--- WORK INSTRUCTIONS ---
Scan the records and identify every line in which the string "диметил" occurs, then return those lines.

--- MATERIAL FOR THE TASK ---
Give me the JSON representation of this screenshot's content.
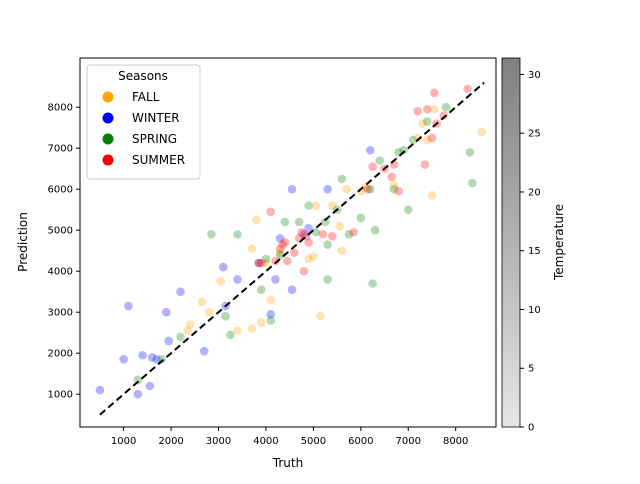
{
  "chart_data": {
    "type": "scatter",
    "xlabel": "Truth",
    "ylabel": "Prediction",
    "xlim": [
      80,
      8850
    ],
    "ylim": [
      200,
      9200
    ],
    "x_ticks": [
      1000,
      2000,
      3000,
      4000,
      5000,
      6000,
      7000,
      8000
    ],
    "y_ticks": [
      1000,
      2000,
      3000,
      4000,
      5000,
      6000,
      7000,
      8000
    ],
    "grid": false,
    "reference_line": {
      "style": "dashed",
      "color": "#000000",
      "points": [
        [
          500,
          500
        ],
        [
          8600,
          8600
        ]
      ]
    },
    "legend": {
      "title": "Seasons",
      "placement": "top-left",
      "entries": [
        {
          "label": "FALL",
          "color": "#ffa500"
        },
        {
          "label": "WINTER",
          "color": "#0000ff"
        },
        {
          "label": "SPRING",
          "color": "#008000"
        },
        {
          "label": "SUMMER",
          "color": "#ff0000"
        }
      ]
    },
    "colorbar": {
      "label": "Temperature",
      "range": [
        0,
        31.4
      ],
      "ticks": [
        0,
        5,
        10,
        15,
        20,
        25,
        30
      ]
    },
    "series": [
      {
        "name": "FALL",
        "points": [
          {
            "x": 2350,
            "y": 2550
          },
          {
            "x": 2400,
            "y": 2700
          },
          {
            "x": 2650,
            "y": 3250
          },
          {
            "x": 2800,
            "y": 3000
          },
          {
            "x": 3050,
            "y": 3750
          },
          {
            "x": 3400,
            "y": 2550
          },
          {
            "x": 3700,
            "y": 2600
          },
          {
            "x": 3800,
            "y": 5250
          },
          {
            "x": 3900,
            "y": 2750
          },
          {
            "x": 3700,
            "y": 4550
          },
          {
            "x": 4000,
            "y": 4200
          },
          {
            "x": 4100,
            "y": 3300
          },
          {
            "x": 4300,
            "y": 4450
          },
          {
            "x": 4900,
            "y": 4300
          },
          {
            "x": 5000,
            "y": 4350
          },
          {
            "x": 5050,
            "y": 5600
          },
          {
            "x": 5150,
            "y": 2900
          },
          {
            "x": 5400,
            "y": 5600
          },
          {
            "x": 5550,
            "y": 5100
          },
          {
            "x": 5600,
            "y": 4500
          },
          {
            "x": 5700,
            "y": 6000
          },
          {
            "x": 6000,
            "y": 5950
          },
          {
            "x": 6100,
            "y": 6050
          },
          {
            "x": 6700,
            "y": 6100
          },
          {
            "x": 7200,
            "y": 7250
          },
          {
            "x": 7300,
            "y": 7600
          },
          {
            "x": 7400,
            "y": 7200
          },
          {
            "x": 7500,
            "y": 5850
          },
          {
            "x": 7550,
            "y": 7950
          },
          {
            "x": 8550,
            "y": 7400
          }
        ]
      },
      {
        "name": "WINTER",
        "points": [
          {
            "x": 500,
            "y": 1100
          },
          {
            "x": 1000,
            "y": 1850
          },
          {
            "x": 1100,
            "y": 3150
          },
          {
            "x": 1300,
            "y": 1000
          },
          {
            "x": 1400,
            "y": 1950
          },
          {
            "x": 1550,
            "y": 1200
          },
          {
            "x": 1600,
            "y": 1900
          },
          {
            "x": 1700,
            "y": 1850
          },
          {
            "x": 1900,
            "y": 3000
          },
          {
            "x": 1950,
            "y": 2300
          },
          {
            "x": 2200,
            "y": 3500
          },
          {
            "x": 2700,
            "y": 2050
          },
          {
            "x": 3100,
            "y": 4100
          },
          {
            "x": 3150,
            "y": 3150
          },
          {
            "x": 3400,
            "y": 3800
          },
          {
            "x": 3850,
            "y": 4200
          },
          {
            "x": 4100,
            "y": 2950
          },
          {
            "x": 4200,
            "y": 3800
          },
          {
            "x": 4300,
            "y": 4800
          },
          {
            "x": 4550,
            "y": 6000
          },
          {
            "x": 4550,
            "y": 3550
          },
          {
            "x": 4800,
            "y": 4900
          },
          {
            "x": 4900,
            "y": 5050
          },
          {
            "x": 5300,
            "y": 6000
          },
          {
            "x": 6200,
            "y": 6950
          }
        ]
      },
      {
        "name": "SPRING",
        "points": [
          {
            "x": 1300,
            "y": 1350
          },
          {
            "x": 1800,
            "y": 1850
          },
          {
            "x": 2200,
            "y": 2400
          },
          {
            "x": 2850,
            "y": 4900
          },
          {
            "x": 3150,
            "y": 2900
          },
          {
            "x": 3250,
            "y": 2450
          },
          {
            "x": 3400,
            "y": 4900
          },
          {
            "x": 3900,
            "y": 3550
          },
          {
            "x": 4000,
            "y": 4300
          },
          {
            "x": 4100,
            "y": 2800
          },
          {
            "x": 4300,
            "y": 4400
          },
          {
            "x": 4400,
            "y": 5200
          },
          {
            "x": 4700,
            "y": 5200
          },
          {
            "x": 4900,
            "y": 5600
          },
          {
            "x": 5050,
            "y": 4950
          },
          {
            "x": 5250,
            "y": 5200
          },
          {
            "x": 5300,
            "y": 3800
          },
          {
            "x": 5300,
            "y": 4650
          },
          {
            "x": 5500,
            "y": 5500
          },
          {
            "x": 5600,
            "y": 6250
          },
          {
            "x": 5750,
            "y": 4900
          },
          {
            "x": 6000,
            "y": 5300
          },
          {
            "x": 6200,
            "y": 6000
          },
          {
            "x": 6250,
            "y": 3700
          },
          {
            "x": 6300,
            "y": 5000
          },
          {
            "x": 6400,
            "y": 6700
          },
          {
            "x": 6700,
            "y": 6000
          },
          {
            "x": 6800,
            "y": 6900
          },
          {
            "x": 6900,
            "y": 6950
          },
          {
            "x": 7000,
            "y": 5500
          },
          {
            "x": 7100,
            "y": 7200
          },
          {
            "x": 7400,
            "y": 7650
          },
          {
            "x": 7800,
            "y": 8000
          },
          {
            "x": 8300,
            "y": 6900
          },
          {
            "x": 8350,
            "y": 6150
          }
        ]
      },
      {
        "name": "SUMMER",
        "points": [
          {
            "x": 3850,
            "y": 4200
          },
          {
            "x": 3900,
            "y": 4200
          },
          {
            "x": 4100,
            "y": 5450
          },
          {
            "x": 4200,
            "y": 4250
          },
          {
            "x": 4300,
            "y": 4550
          },
          {
            "x": 4350,
            "y": 4650
          },
          {
            "x": 4400,
            "y": 4700
          },
          {
            "x": 4450,
            "y": 4250
          },
          {
            "x": 4600,
            "y": 4450
          },
          {
            "x": 4700,
            "y": 4800
          },
          {
            "x": 4750,
            "y": 4950
          },
          {
            "x": 4800,
            "y": 4000
          },
          {
            "x": 4850,
            "y": 4850
          },
          {
            "x": 4900,
            "y": 4700
          },
          {
            "x": 5200,
            "y": 4900
          },
          {
            "x": 5400,
            "y": 4850
          },
          {
            "x": 5850,
            "y": 4950
          },
          {
            "x": 6150,
            "y": 6000
          },
          {
            "x": 6250,
            "y": 6550
          },
          {
            "x": 6500,
            "y": 6500
          },
          {
            "x": 6650,
            "y": 6300
          },
          {
            "x": 6700,
            "y": 6600
          },
          {
            "x": 6800,
            "y": 5950
          },
          {
            "x": 7200,
            "y": 7900
          },
          {
            "x": 7350,
            "y": 6600
          },
          {
            "x": 7400,
            "y": 7950
          },
          {
            "x": 7500,
            "y": 7250
          },
          {
            "x": 7550,
            "y": 8350
          },
          {
            "x": 7600,
            "y": 7600
          },
          {
            "x": 7750,
            "y": 7800
          },
          {
            "x": 8250,
            "y": 8450
          }
        ]
      }
    ]
  }
}
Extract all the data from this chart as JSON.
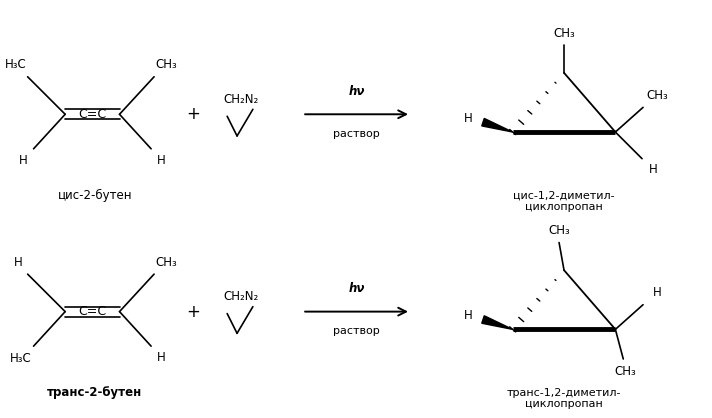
{
  "bg_color": "#ffffff",
  "line_color": "#000000",
  "text_color": "#000000",
  "figsize": [
    7.12,
    4.18
  ],
  "dpi": 100,
  "reaction1_name": "цис-2-бутен",
  "reaction1_product": "цис-1,2-диметил-\nциклопропан",
  "reaction2_name": "транс-2-бутен",
  "reaction2_product": "транс-1,2-диметил-\nциклопропан",
  "hv": "hν",
  "rastvor": "раствор"
}
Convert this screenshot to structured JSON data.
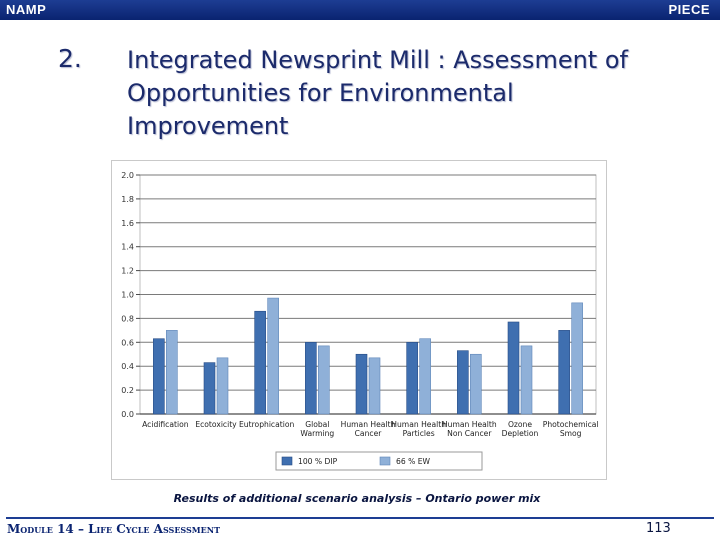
{
  "header": {
    "left_brand": "NAMP",
    "right_brand": "PIECE"
  },
  "slide": {
    "number": "2.",
    "title_lines": [
      "Integrated Newsprint Mill : Assessment of",
      "Opportunities for Environmental",
      "Improvement"
    ]
  },
  "caption": "Results of additional scenario analysis – Ontario power mix",
  "footer": {
    "module": "Module 14 – Life Cycle Assessment",
    "page": "113"
  },
  "chart_data": {
    "type": "bar",
    "categories": [
      [
        "Acidification"
      ],
      [
        "Ecotoxicity"
      ],
      [
        "Eutrophication"
      ],
      [
        "Global",
        "Warming"
      ],
      [
        "Human Health",
        "Cancer"
      ],
      [
        "Human Health",
        "Particles"
      ],
      [
        "Human Health",
        "Non Cancer"
      ],
      [
        "Ozone",
        "Depletion"
      ],
      [
        "Photochemical",
        "Smog"
      ]
    ],
    "series": [
      {
        "name": "100 % DIP",
        "color": "#3f6fb0",
        "values": [
          0.63,
          0.43,
          0.86,
          0.6,
          0.5,
          0.6,
          0.53,
          0.77,
          0.7
        ]
      },
      {
        "name": "66 % EW",
        "color": "#8fb0d8",
        "values": [
          0.7,
          0.47,
          0.97,
          0.57,
          0.47,
          0.63,
          0.5,
          0.57,
          0.93
        ]
      }
    ],
    "ylim": [
      0,
      2.0
    ],
    "yticks": [
      "0.0",
      "0.2",
      "0.4",
      "0.6",
      "0.8",
      "1.0",
      "1.2",
      "1.4",
      "1.6",
      "1.8",
      "2.0"
    ],
    "grid": true,
    "legend": "bottom"
  }
}
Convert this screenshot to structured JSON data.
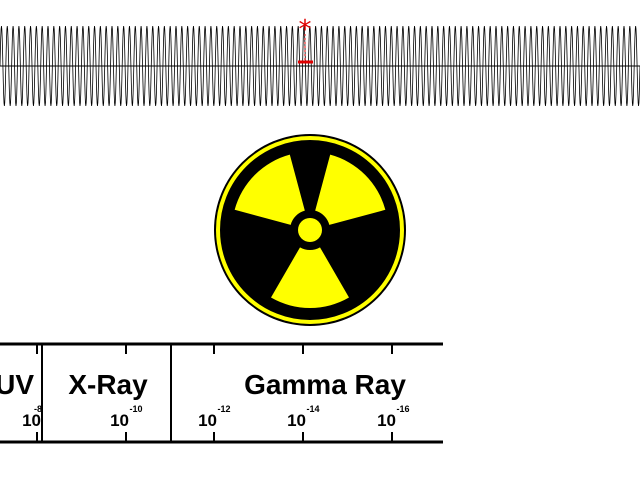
{
  "wave": {
    "cycles": 110,
    "stroke_color": "#000000",
    "marker_glyph": "*",
    "marker_color": "#e00000"
  },
  "radiation_symbol": {
    "icon": "radiation-trefoil-icon",
    "fill_color": "#000000",
    "ring_color": "#ffff00",
    "blade_color": "#ffff00"
  },
  "spectrum": {
    "bands": [
      {
        "label": "UV"
      },
      {
        "label": "X-Ray"
      },
      {
        "label": "Gamma Ray"
      }
    ],
    "ticks": [
      {
        "base": "10",
        "exp": "-8"
      },
      {
        "base": "10",
        "exp": "-10"
      },
      {
        "base": "10",
        "exp": "-12"
      },
      {
        "base": "10",
        "exp": "-14"
      },
      {
        "base": "10",
        "exp": "-16"
      }
    ]
  }
}
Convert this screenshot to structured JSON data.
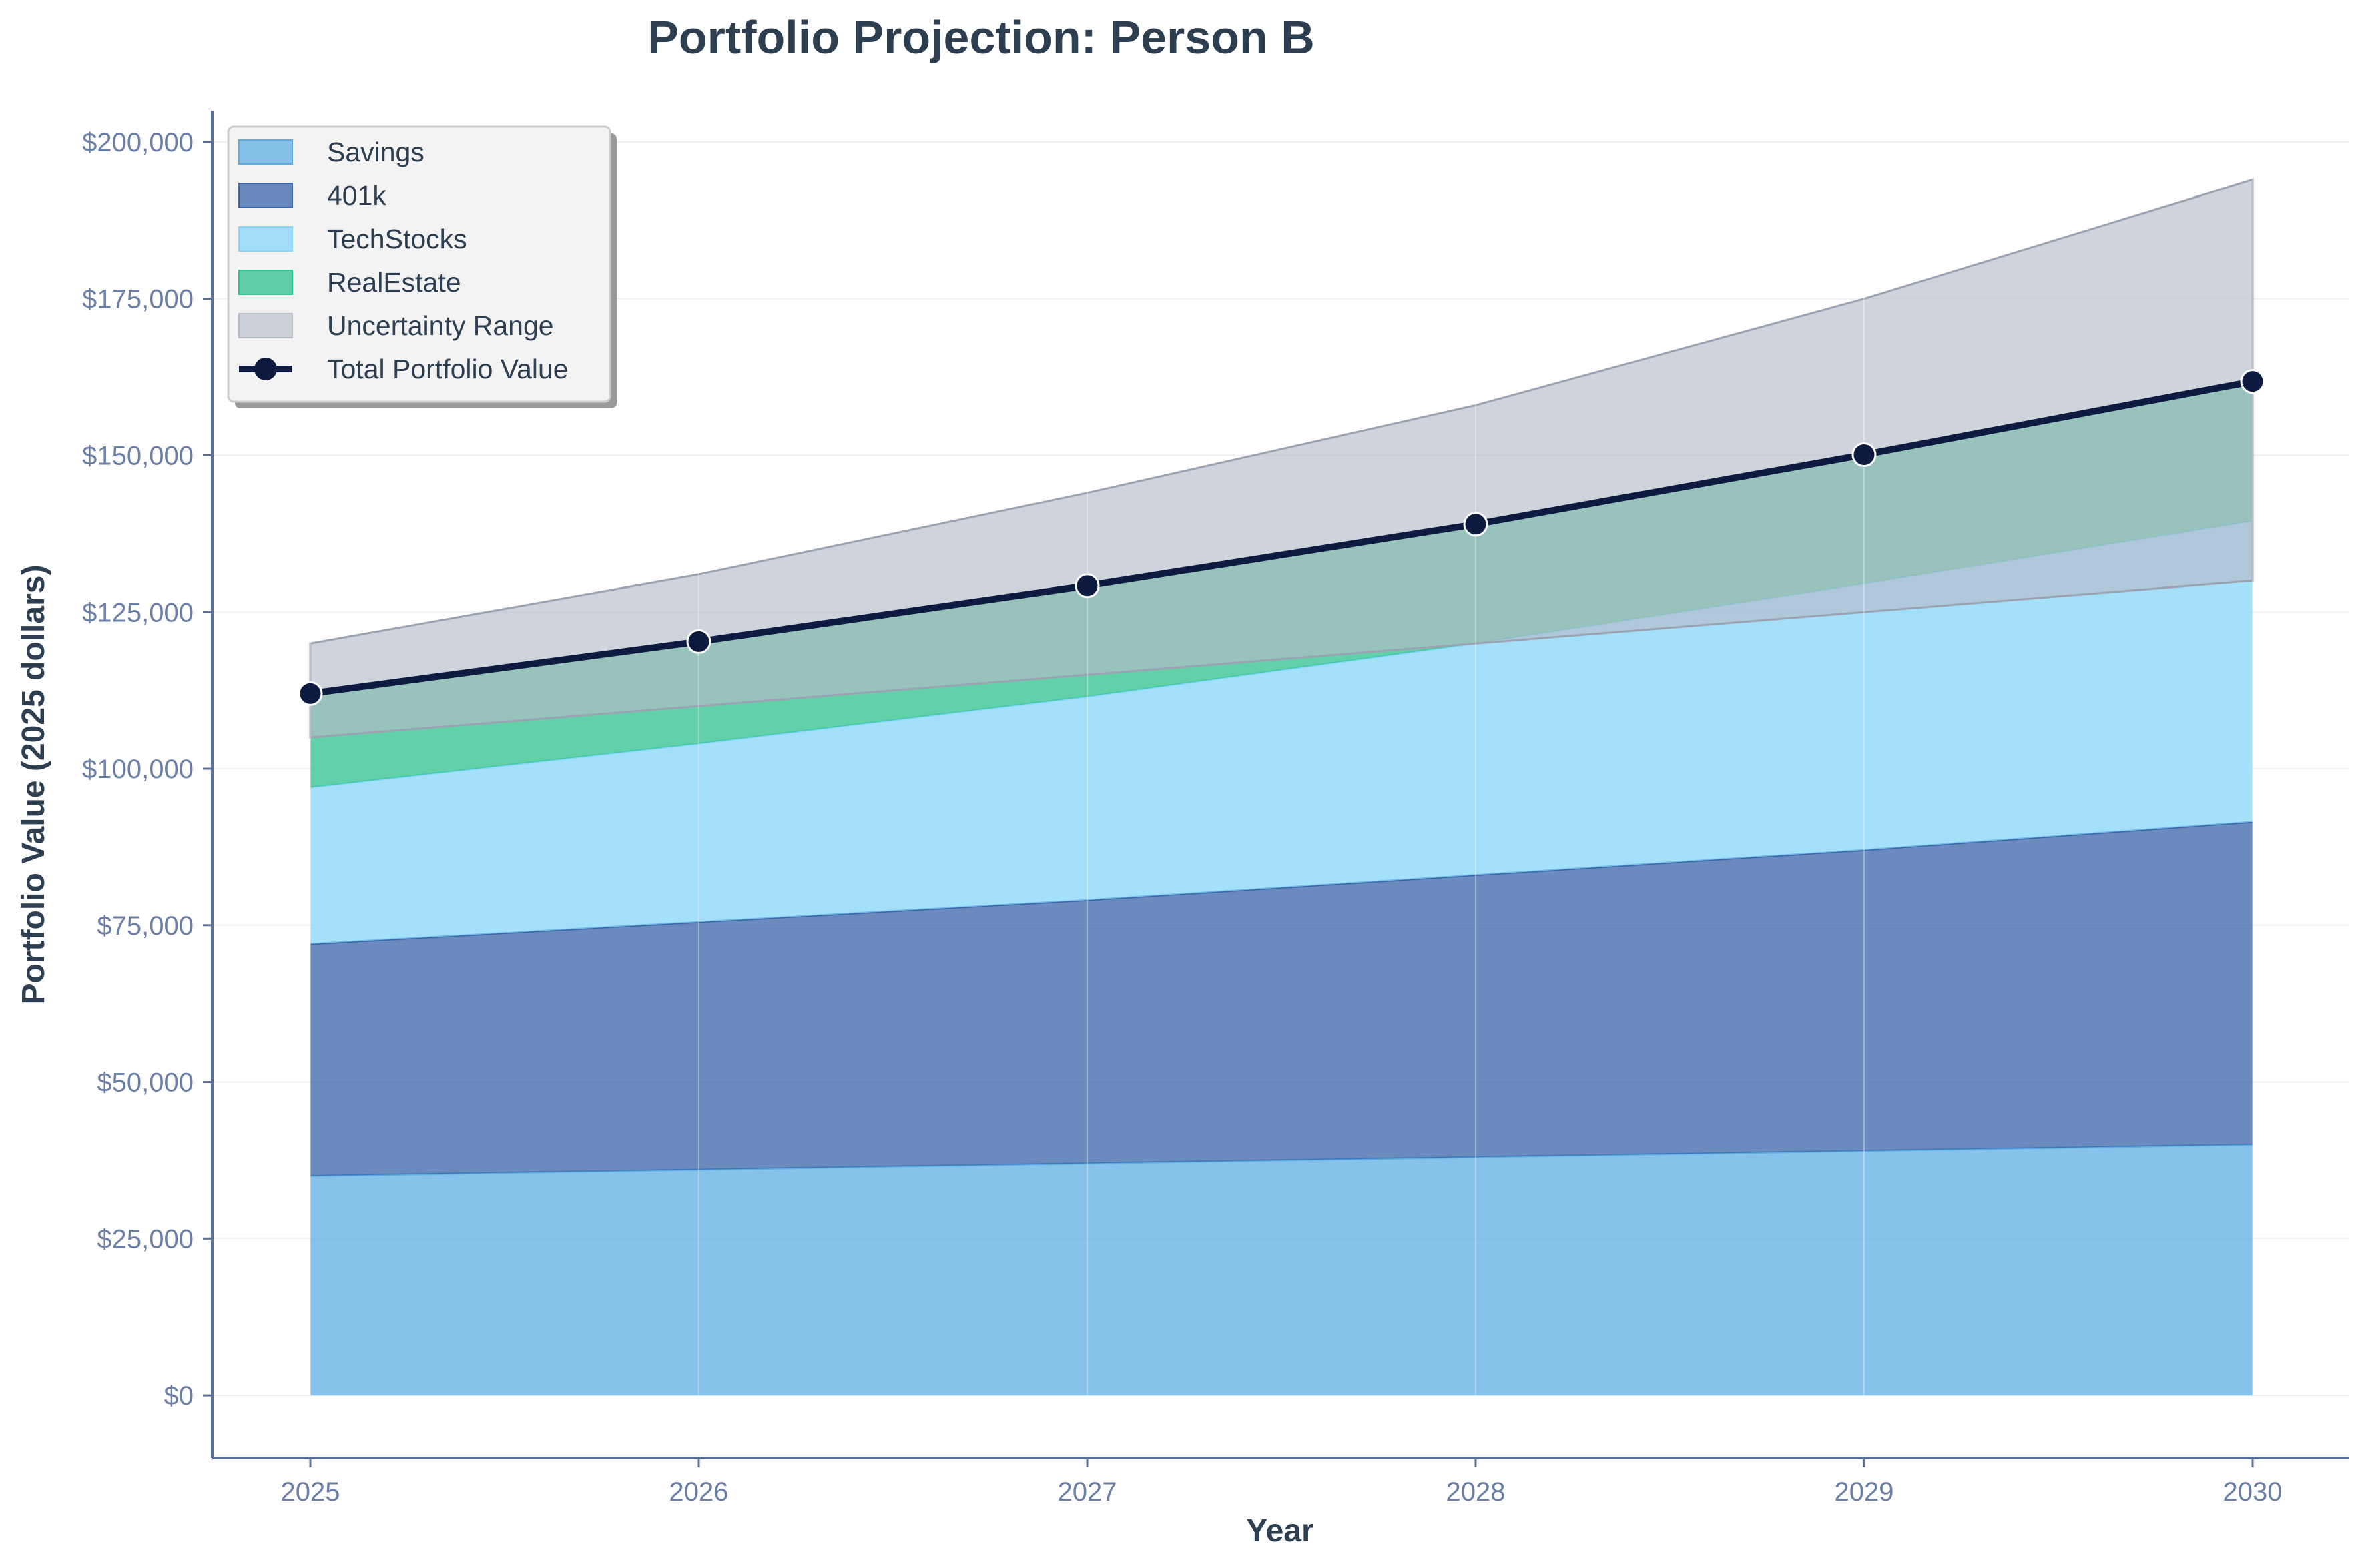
{
  "chart_data": {
    "type": "area",
    "title": "Portfolio Projection: Person B",
    "xlabel": "Year",
    "ylabel": "Portfolio Value (2025 dollars)",
    "x": [
      2025,
      2026,
      2027,
      2028,
      2029,
      2030
    ],
    "x_tick_labels": [
      "2025",
      "2026",
      "2027",
      "2028",
      "2029",
      "2030"
    ],
    "ylim": [
      -10000,
      205000
    ],
    "y_ticks": [
      0,
      25000,
      50000,
      75000,
      100000,
      125000,
      150000,
      175000,
      200000
    ],
    "y_tick_labels": [
      "$0",
      "$25,000",
      "$50,000",
      "$75,000",
      "$100,000",
      "$125,000",
      "$150,000",
      "$175,000",
      "$200,000"
    ],
    "grid": true,
    "legend_position": "top-left",
    "series": [
      {
        "name": "Savings",
        "values": [
          35000,
          36000,
          37000,
          38000,
          39000,
          40000
        ],
        "color": "#5dade2"
      },
      {
        "name": "401k",
        "values": [
          37000,
          39500,
          42000,
          45000,
          48000,
          51500
        ],
        "color": "#3a64a8"
      },
      {
        "name": "TechStocks",
        "values": [
          25000,
          28500,
          32500,
          37000,
          42500,
          48000
        ],
        "color": "#87d6fa"
      },
      {
        "name": "RealEstate",
        "values": [
          15000,
          16300,
          17700,
          19000,
          20600,
          22300
        ],
        "color": "#2ec28c"
      }
    ],
    "uncertainty_range": {
      "name": "Uncertainty Range",
      "lower": [
        105000,
        110000,
        115000,
        120000,
        125000,
        130000
      ],
      "upper": [
        120000,
        131000,
        144000,
        158000,
        175000,
        194000
      ],
      "color": "#b5bcc7"
    },
    "total": {
      "name": "Total Portfolio Value",
      "values": [
        112000,
        120300,
        129200,
        139000,
        150100,
        161800
      ],
      "color": "#0d1b40"
    }
  }
}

--- PROBLEM SOLUTION ---
  "reaction1_product": "цис-1,2-диметил-\nциклопропан",
  "reaction2_product": "транс-1,2-диметил-\nциклопропан",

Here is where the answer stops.